__THE TASK__
Images should be omitted while the rest of the data is duplicated exactly.

__SOURCE INFORMATION__
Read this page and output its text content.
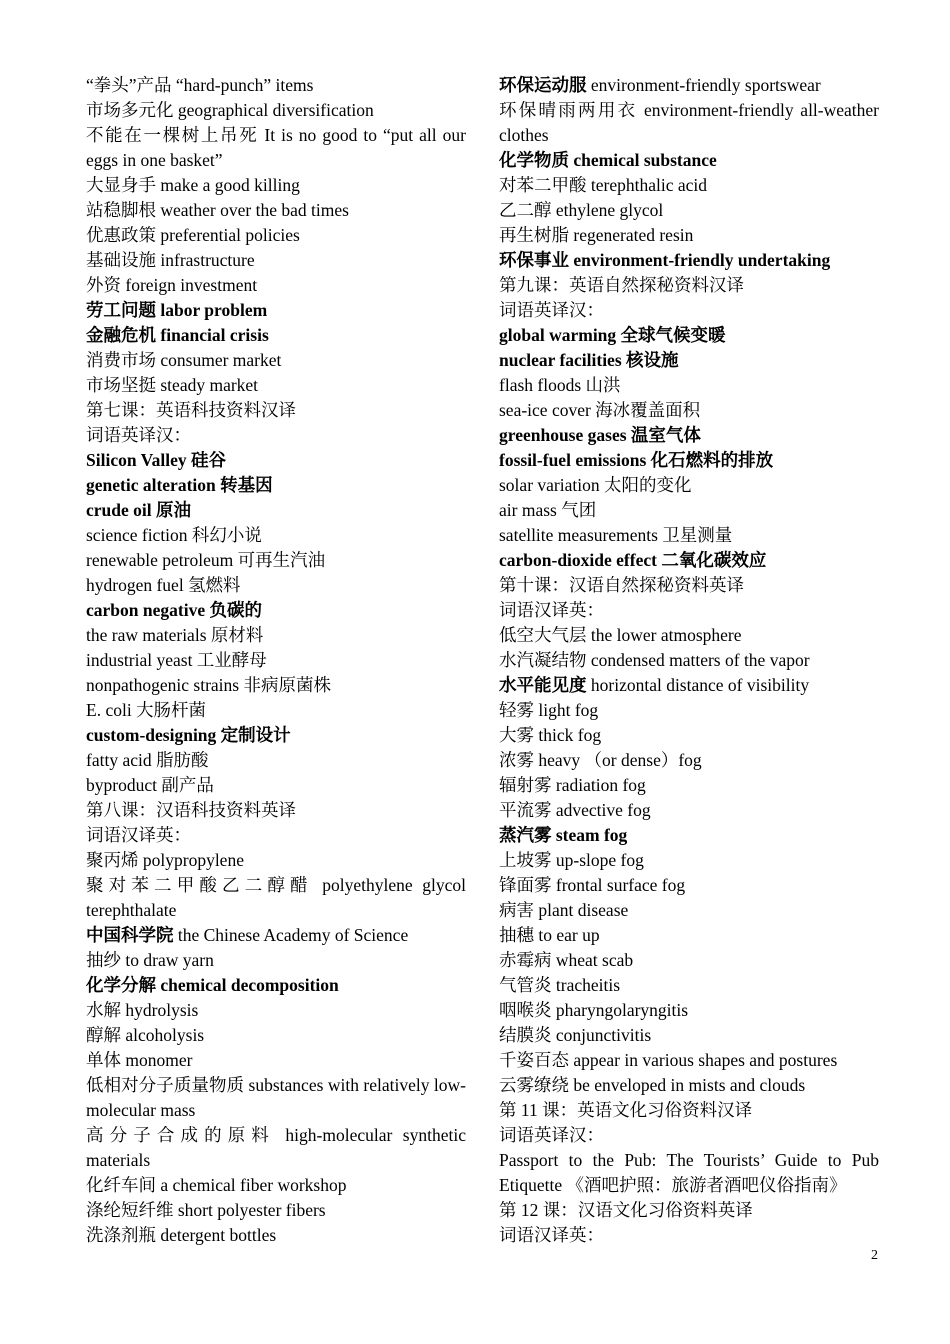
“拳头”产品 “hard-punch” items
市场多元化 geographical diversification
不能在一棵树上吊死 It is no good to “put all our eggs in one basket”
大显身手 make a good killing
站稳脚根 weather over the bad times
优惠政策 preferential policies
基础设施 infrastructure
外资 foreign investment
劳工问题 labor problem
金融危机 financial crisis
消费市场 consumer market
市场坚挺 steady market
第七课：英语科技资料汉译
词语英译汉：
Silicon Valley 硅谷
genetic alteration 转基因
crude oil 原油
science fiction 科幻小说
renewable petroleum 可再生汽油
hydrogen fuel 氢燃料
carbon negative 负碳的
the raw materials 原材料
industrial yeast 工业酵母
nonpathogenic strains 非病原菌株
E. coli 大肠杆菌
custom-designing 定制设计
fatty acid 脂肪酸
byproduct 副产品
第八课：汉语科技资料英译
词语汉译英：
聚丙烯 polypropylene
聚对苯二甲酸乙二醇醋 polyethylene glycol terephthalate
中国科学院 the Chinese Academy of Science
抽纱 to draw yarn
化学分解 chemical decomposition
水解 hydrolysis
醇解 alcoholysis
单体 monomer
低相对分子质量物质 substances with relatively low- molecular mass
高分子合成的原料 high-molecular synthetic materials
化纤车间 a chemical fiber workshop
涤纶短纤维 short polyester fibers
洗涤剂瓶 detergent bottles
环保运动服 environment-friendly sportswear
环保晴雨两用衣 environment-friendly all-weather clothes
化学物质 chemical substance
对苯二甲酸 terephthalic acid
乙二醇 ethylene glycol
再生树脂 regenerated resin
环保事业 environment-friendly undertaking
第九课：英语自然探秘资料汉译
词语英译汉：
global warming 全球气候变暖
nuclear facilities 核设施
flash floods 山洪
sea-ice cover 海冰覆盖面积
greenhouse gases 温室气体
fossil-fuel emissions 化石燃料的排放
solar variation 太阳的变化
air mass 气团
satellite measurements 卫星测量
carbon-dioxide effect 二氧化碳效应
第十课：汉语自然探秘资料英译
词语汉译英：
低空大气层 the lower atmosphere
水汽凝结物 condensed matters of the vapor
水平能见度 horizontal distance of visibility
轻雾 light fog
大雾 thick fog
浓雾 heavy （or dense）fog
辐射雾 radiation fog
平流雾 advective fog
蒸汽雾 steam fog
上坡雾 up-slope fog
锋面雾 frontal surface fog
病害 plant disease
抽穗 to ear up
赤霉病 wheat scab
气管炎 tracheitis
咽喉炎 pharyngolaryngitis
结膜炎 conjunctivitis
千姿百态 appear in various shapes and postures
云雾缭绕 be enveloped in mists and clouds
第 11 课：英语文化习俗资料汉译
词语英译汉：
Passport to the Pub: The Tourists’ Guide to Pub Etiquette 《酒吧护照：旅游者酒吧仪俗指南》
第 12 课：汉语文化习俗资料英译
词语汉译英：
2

__SOLUTION FOR THIS PROBLEM__
Read this page and output its text content.
“拳头”产品 “hard-punch” items
市场多元化 geographical diversification
不能在一棵树上吊死 It is no good to “put all our eggs in one basket”
大显身手 make a good killing
站稳脚根 weather over the bad times
优惠政策 preferential policies
基础设施 infrastructure
外资 foreign investment
劳工问题 labor problem
金融危机 financial crisis
消费市场 consumer market
市场坚挺 steady market
第七课：英语科技资料汉译
词语英译汉：
Silicon Valley 硅谷
genetic alteration 转基因
crude oil 原油
science fiction 科幻小说
renewable petroleum 可再生汽油
hydrogen fuel 氢燃料
carbon negative 负碳的
the raw materials 原材料
industrial yeast 工业酵母
nonpathogenic strains 非病原菌株
E. coli 大肠杆菌
custom-designing 定制设计
fatty acid 脂肪酸
byproduct 副产品
第八课：汉语科技资料英译
词语汉译英：
聚丙烯 polypropylene
聚对苯二甲酸乙二醇醋 polyethylene glycol terephthalate
中国科学院 the Chinese Academy of Science
抽纱 to draw yarn
化学分解 chemical decomposition
水解 hydrolysis
醇解 alcoholysis
单体 monomer
低相对分子质量物质 substances with relatively low- molecular mass
高分子合成的原料 high-molecular synthetic materials
化纤车间 a chemical fiber workshop
涤纶短纤维 short polyester fibers
洗涤剂瓶 detergent bottles
环保运动服 environment-friendly sportswear
环保晴雨两用衣 environment-friendly all-weather clothes
化学物质 chemical substance
对苯二甲酸 terephthalic acid
乙二醇 ethylene glycol
再生树脂 regenerated resin
环保事业 environment-friendly undertaking
第九课：英语自然探秘资料汉译
词语英译汉：
global warming 全球气候变暖
nuclear facilities 核设施
flash floods 山洪
sea-ice cover 海冰覆盖面积
greenhouse gases 温室气体
fossil-fuel emissions 化石燃料的排放
solar variation 太阳的变化
air mass 气团
satellite measurements 卫星测量
carbon-dioxide effect 二氧化碳效应
第十课：汉语自然探秘资料英译
词语汉译英：
低空大气层 the lower atmosphere
水汽凝结物 condensed matters of the vapor
水平能见度 horizontal distance of visibility
轻雾 light fog
大雾 thick fog
浓雾 heavy （or dense）fog
辐射雾 radiation fog
平流雾 advective fog
蒸汽雾 steam fog
上坡雾 up-slope fog
锋面雾 frontal surface fog
病害 plant disease
抽穗 to ear up
赤霉病 wheat scab
气管炎 tracheitis
咽喉炎 pharyngolaryngitis
结膜炎 conjunctivitis
千姿百态 appear in various shapes and postures
云雾缭绕 be enveloped in mists and clouds
第 11 课：英语文化习俗资料汉译
词语英译汉：
Passport to the Pub: The Tourists’ Guide to Pub Etiquette 《酒吧护照：旅游者酒吧仪俗指南》
第 12 课：汉语文化习俗资料英译
词语汉译英：
2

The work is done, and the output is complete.